┌──

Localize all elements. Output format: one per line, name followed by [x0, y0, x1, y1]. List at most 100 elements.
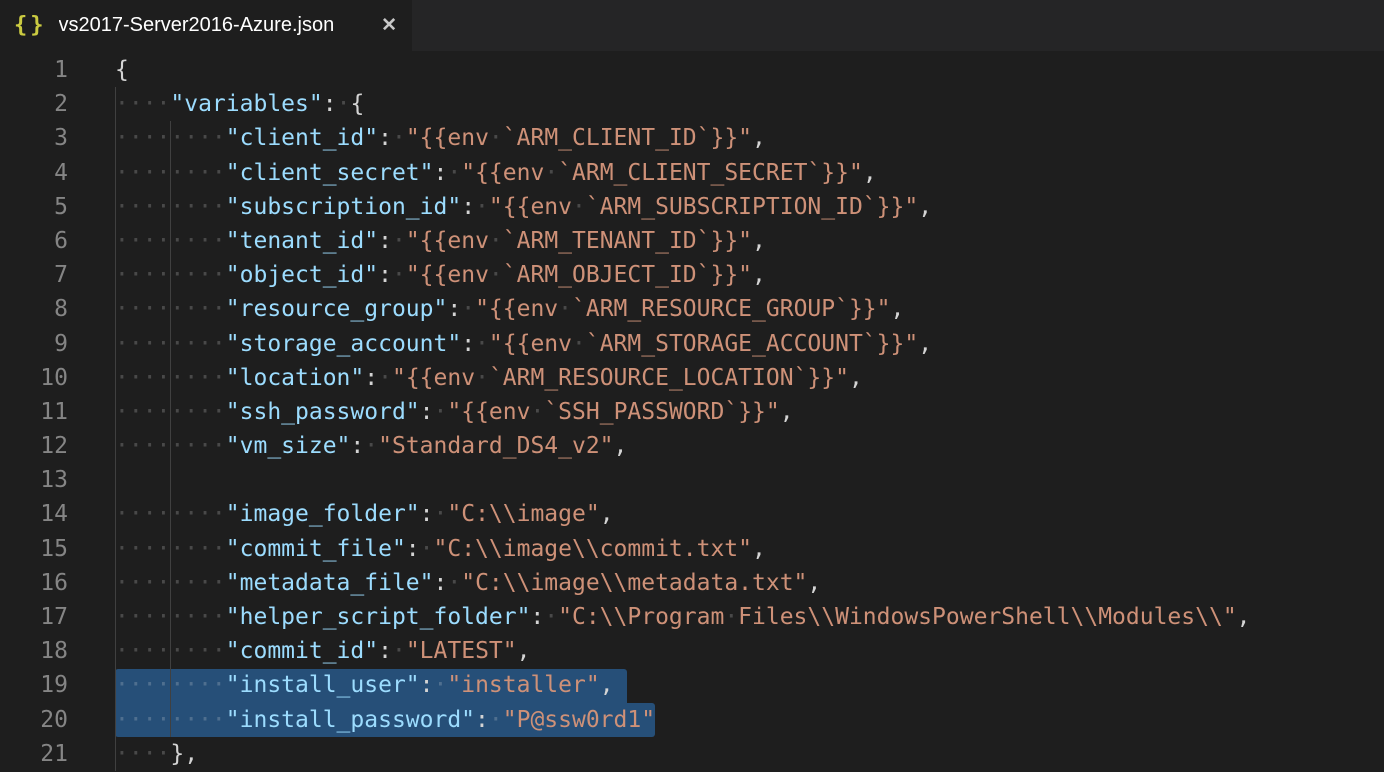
code-line-3[interactable]: ········"client_id":·"{{env·`ARM_CLIENT_… [115, 121, 1384, 155]
whitespace-dots: · [364, 433, 378, 459]
whitespace-dots: · [447, 570, 461, 596]
code-line-19[interactable]: ········"install_user":·"installer", [115, 668, 1384, 702]
indent-whitespace-dots: ···· [115, 91, 170, 117]
json-string-value: "P@ssw0rd1" [503, 707, 655, 733]
line-number-7[interactable]: 7 [0, 258, 68, 292]
indent-whitespace-dots: ········ [115, 262, 226, 288]
json-punctuation: , [517, 638, 531, 664]
indent-whitespace-dots: ········ [115, 570, 226, 596]
json-punctuation: { [115, 57, 129, 83]
code-line-15[interactable]: ········"commit_file":·"C:\\image\\commi… [115, 532, 1384, 566]
indent-whitespace-dots: ········ [115, 365, 226, 391]
line-number-2[interactable]: 2 [0, 87, 68, 121]
tab-close-icon[interactable]: ✕ [381, 16, 397, 35]
json-punctuation: , [752, 536, 766, 562]
whitespace-dots: · [530, 399, 544, 425]
whitespace-dots: · [489, 707, 503, 733]
json-punctuation: : [420, 501, 434, 527]
json-key: "ssh_password" [226, 399, 420, 425]
json-punctuation: : [461, 194, 475, 220]
json-punctuation: : [447, 296, 461, 322]
json-string-value: "{{env [489, 331, 572, 357]
code-line-17[interactable]: ········"helper_script_folder":·"C:\\Pro… [115, 600, 1384, 634]
line-number-6[interactable]: 6 [0, 224, 68, 258]
whitespace-dots: · [447, 160, 461, 186]
line-number-20[interactable]: 20 [0, 703, 68, 737]
tab-title: vs2017-Server2016-Azure.json [59, 14, 368, 37]
line-number-16[interactable]: 16 [0, 566, 68, 600]
json-string-value: "{{env [392, 365, 475, 391]
code-line-8[interactable]: ········"resource_group":·"{{env·`ARM_RE… [115, 292, 1384, 326]
json-punctuation: : [434, 570, 448, 596]
line-number-9[interactable]: 9 [0, 327, 68, 361]
line-number-18[interactable]: 18 [0, 634, 68, 668]
json-string-value: `ARM_RESOURCE_GROUP`}}" [572, 296, 891, 322]
json-punctuation: : [406, 536, 420, 562]
line-number-15[interactable]: 15 [0, 532, 68, 566]
code-line-20[interactable]: ········"install_password":·"P@ssw0rd1" [115, 703, 1384, 737]
json-string-value: "LATEST" [406, 638, 517, 664]
line-number-10[interactable]: 10 [0, 361, 68, 395]
json-key: "install_password" [226, 707, 475, 733]
code-line-7[interactable]: ········"object_id":·"{{env·`ARM_OBJECT_… [115, 258, 1384, 292]
line-number-19[interactable]: 19 [0, 668, 68, 702]
code-line-13[interactable] [115, 463, 1384, 497]
json-punctuation: , [752, 125, 766, 151]
line-number-21[interactable]: 21 [0, 737, 68, 771]
line-number-4[interactable]: 4 [0, 156, 68, 190]
code-line-2[interactable]: ····"variables":·{ [115, 87, 1384, 121]
line-number-5[interactable]: 5 [0, 190, 68, 224]
code-line-9[interactable]: ········"storage_account":·"{{env·`ARM_S… [115, 327, 1384, 361]
line-number-1[interactable]: 1 [0, 53, 68, 87]
json-string-value: "Standard_DS4_v2" [378, 433, 613, 459]
code-line-4[interactable]: ········"client_secret":·"{{env·`ARM_CLI… [115, 156, 1384, 190]
whitespace-dots: · [572, 194, 586, 220]
code-line-21[interactable]: ····}, [115, 737, 1384, 771]
code-line-5[interactable]: ········"subscription_id":·"{{env·`ARM_S… [115, 190, 1384, 224]
tab-vs2017-server2016-azure-json[interactable]: {} vs2017-Server2016-Azure.json ✕ [0, 0, 412, 51]
line-number-13[interactable]: 13 [0, 463, 68, 497]
code-editor[interactable]: 123456789101112131415161718192021 {····"… [0, 51, 1384, 772]
json-key: "subscription_id" [226, 194, 461, 220]
json-string-value: `ARM_SUBSCRIPTION_ID`}}" [586, 194, 918, 220]
code-line-16[interactable]: ········"metadata_file":·"C:\\image\\met… [115, 566, 1384, 600]
code-line-14[interactable]: ········"image_folder":·"C:\\image", [115, 497, 1384, 531]
whitespace-dots: · [475, 365, 489, 391]
code-line-6[interactable]: ········"tenant_id":·"{{env·`ARM_TENANT_… [115, 224, 1384, 258]
json-punctuation: : [434, 160, 448, 186]
whitespace-dots: · [434, 501, 448, 527]
whitespace-dots: · [475, 331, 489, 357]
json-key: "image_folder" [226, 501, 420, 527]
tab-bar: {} vs2017-Server2016-Azure.json ✕ [0, 0, 1384, 51]
json-punctuation: , [600, 672, 614, 698]
line-number-8[interactable]: 8 [0, 292, 68, 326]
whitespace-dots: · [434, 399, 448, 425]
indent-whitespace-dots: ········ [115, 296, 226, 322]
indent-whitespace-dots: ········ [115, 501, 226, 527]
json-punctuation: , [849, 365, 863, 391]
json-punctuation: : [420, 672, 434, 698]
indent-whitespace-dots: ········ [115, 604, 226, 630]
line-number-14[interactable]: 14 [0, 497, 68, 531]
json-punctuation: : [475, 707, 489, 733]
indent-whitespace-dots: ········ [115, 707, 226, 733]
whitespace-dots: · [434, 672, 448, 698]
json-punctuation: : [378, 125, 392, 151]
line-number-17[interactable]: 17 [0, 600, 68, 634]
json-key: "variables" [170, 91, 322, 117]
line-number-12[interactable]: 12 [0, 429, 68, 463]
code-line-12[interactable]: ········"vm_size":·"Standard_DS4_v2", [115, 429, 1384, 463]
json-string-value: Files\\WindowsPowerShell\\Modules\\" [738, 604, 1237, 630]
line-number-11[interactable]: 11 [0, 395, 68, 429]
indent-whitespace-dots: ········ [115, 228, 226, 254]
json-punctuation: : [323, 91, 337, 117]
json-punctuation: : [420, 399, 434, 425]
code-line-1[interactable]: { [115, 53, 1384, 87]
code-line-18[interactable]: ········"commit_id":·"LATEST", [115, 634, 1384, 668]
code-line-10[interactable]: ········"location":·"{{env·`ARM_RESOURCE… [115, 361, 1384, 395]
json-string-value: "{{env [475, 296, 558, 322]
json-string-value: "C:\\image" [447, 501, 599, 527]
code-line-11[interactable]: ········"ssh_password":·"{{env·`SSH_PASS… [115, 395, 1384, 429]
json-key: "resource_group" [226, 296, 448, 322]
line-number-3[interactable]: 3 [0, 121, 68, 155]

└──

• **WORK INSTRUCTIONS**
Please quote the listing above verbatim, leaving out any pictures.

• **EXERCISE SOLUTION**
Localize all elements. Output format: one per line, name followed by [x0, y0, x1, y1]. List at most 100 elements.
code-line-3[interactable]: ········"client_id":·"{{env·`ARM_CLIENT_… [115, 121, 1384, 155]
whitespace-dots: · [364, 433, 378, 459]
whitespace-dots: · [447, 570, 461, 596]
code-line-19[interactable]: ········"install_user":·"installer", [115, 668, 1384, 702]
indent-whitespace-dots: ···· [115, 91, 170, 117]
json-string-value: "P@ssw0rd1" [503, 707, 655, 733]
line-number-7[interactable]: 7 [0, 258, 68, 292]
indent-whitespace-dots: ········ [115, 262, 226, 288]
json-punctuation: , [517, 638, 531, 664]
indent-whitespace-dots: ········ [115, 570, 226, 596]
json-punctuation: { [115, 57, 129, 83]
code-line-15[interactable]: ········"commit_file":·"C:\\image\\commi… [115, 532, 1384, 566]
indent-whitespace-dots: ········ [115, 365, 226, 391]
line-number-2[interactable]: 2 [0, 87, 68, 121]
tab-close-icon[interactable]: ✕ [381, 16, 397, 35]
json-punctuation: , [752, 536, 766, 562]
whitespace-dots: · [530, 399, 544, 425]
whitespace-dots: · [489, 707, 503, 733]
json-punctuation: : [420, 501, 434, 527]
json-key: "ssh_password" [226, 399, 420, 425]
json-punctuation: : [461, 194, 475, 220]
json-punctuation: : [447, 296, 461, 322]
json-string-value: "{{env [489, 331, 572, 357]
code-line-17[interactable]: ········"helper_script_folder":·"C:\\Pro… [115, 600, 1384, 634]
line-number-6[interactable]: 6 [0, 224, 68, 258]
whitespace-dots: · [447, 160, 461, 186]
line-number-20[interactable]: 20 [0, 703, 68, 737]
tab-title: vs2017-Server2016-Azure.json [59, 14, 368, 37]
line-number-16[interactable]: 16 [0, 566, 68, 600]
json-string-value: "{{env [392, 365, 475, 391]
code-line-8[interactable]: ········"resource_group":·"{{env·`ARM_RE… [115, 292, 1384, 326]
json-punctuation: : [434, 570, 448, 596]
line-number-9[interactable]: 9 [0, 327, 68, 361]
line-number-18[interactable]: 18 [0, 634, 68, 668]
json-string-value: `ARM_RESOURCE_GROUP`}}" [572, 296, 891, 322]
json-punctuation: : [406, 536, 420, 562]
line-number-15[interactable]: 15 [0, 532, 68, 566]
code-line-20[interactable]: ········"install_password":·"P@ssw0rd1" [115, 703, 1384, 737]
json-string-value: "LATEST" [406, 638, 517, 664]
line-number-10[interactable]: 10 [0, 361, 68, 395]
json-key: "install_password" [226, 707, 475, 733]
code-line-7[interactable]: ········"object_id":·"{{env·`ARM_OBJECT_… [115, 258, 1384, 292]
line-number-19[interactable]: 19 [0, 668, 68, 702]
code-line-13[interactable] [115, 463, 1384, 497]
json-punctuation: , [752, 125, 766, 151]
line-number-21[interactable]: 21 [0, 737, 68, 771]
line-number-4[interactable]: 4 [0, 156, 68, 190]
code-line-2[interactable]: ····"variables":·{ [115, 87, 1384, 121]
line-number-5[interactable]: 5 [0, 190, 68, 224]
code-line-9[interactable]: ········"storage_account":·"{{env·`ARM_S… [115, 327, 1384, 361]
line-number-1[interactable]: 1 [0, 53, 68, 87]
json-string-value: "Standard_DS4_v2" [378, 433, 613, 459]
code-line-4[interactable]: ········"client_secret":·"{{env·`ARM_CLI… [115, 156, 1384, 190]
whitespace-dots: · [572, 194, 586, 220]
code-line-21[interactable]: ····}, [115, 737, 1384, 771]
code-line-5[interactable]: ········"subscription_id":·"{{env·`ARM_S… [115, 190, 1384, 224]
tab-vs2017-server2016-azure-json[interactable]: {} vs2017-Server2016-Azure.json ✕ [0, 0, 412, 51]
line-number-13[interactable]: 13 [0, 463, 68, 497]
code-editor[interactable]: 123456789101112131415161718192021 {····"… [0, 51, 1384, 772]
json-key: "subscription_id" [226, 194, 461, 220]
json-string-value: `ARM_SUBSCRIPTION_ID`}}" [586, 194, 918, 220]
code-line-16[interactable]: ········"metadata_file":·"C:\\image\\met… [115, 566, 1384, 600]
code-line-14[interactable]: ········"image_folder":·"C:\\image", [115, 497, 1384, 531]
whitespace-dots: · [475, 365, 489, 391]
code-line-6[interactable]: ········"tenant_id":·"{{env·`ARM_TENANT_… [115, 224, 1384, 258]
json-punctuation: : [434, 160, 448, 186]
whitespace-dots: · [434, 501, 448, 527]
whitespace-dots: · [475, 331, 489, 357]
json-key: "image_folder" [226, 501, 420, 527]
tab-bar: {} vs2017-Server2016-Azure.json ✕ [0, 0, 1384, 51]
json-punctuation: , [600, 672, 614, 698]
line-number-8[interactable]: 8 [0, 292, 68, 326]
whitespace-dots: · [434, 399, 448, 425]
indent-whitespace-dots: ········ [115, 296, 226, 322]
indent-whitespace-dots: ········ [115, 501, 226, 527]
json-punctuation: , [849, 365, 863, 391]
json-punctuation: : [420, 672, 434, 698]
indent-whitespace-dots: ········ [115, 604, 226, 630]
line-number-14[interactable]: 14 [0, 497, 68, 531]
json-punctuation: : [475, 707, 489, 733]
indent-whitespace-dots: ········ [115, 707, 226, 733]
whitespace-dots: · [434, 672, 448, 698]
json-punctuation: : [378, 125, 392, 151]
line-number-17[interactable]: 17 [0, 600, 68, 634]
json-key: "variables" [170, 91, 322, 117]
line-number-12[interactable]: 12 [0, 429, 68, 463]
code-line-12[interactable]: ········"vm_size":·"Standard_DS4_v2", [115, 429, 1384, 463]
json-string-value: Files\\WindowsPowerShell\\Modules\\" [738, 604, 1237, 630]
line-number-11[interactable]: 11 [0, 395, 68, 429]
indent-whitespace-dots: ········ [115, 228, 226, 254]
json-punctuation: : [323, 91, 337, 117]
json-punctuation: : [420, 399, 434, 425]
code-line-1[interactable]: { [115, 53, 1384, 87]
code-line-18[interactable]: ········"commit_id":·"LATEST", [115, 634, 1384, 668]
code-line-10[interactable]: ········"location":·"{{env·`ARM_RESOURCE… [115, 361, 1384, 395]
json-string-value: "{{env [475, 296, 558, 322]
json-string-value: "C:\\image" [447, 501, 599, 527]
code-line-11[interactable]: ········"ssh_password":·"{{env·`SSH_PASS… [115, 395, 1384, 429]
json-key: "resource_group" [226, 296, 448, 322]
line-number-3[interactable]: 3 [0, 121, 68, 155]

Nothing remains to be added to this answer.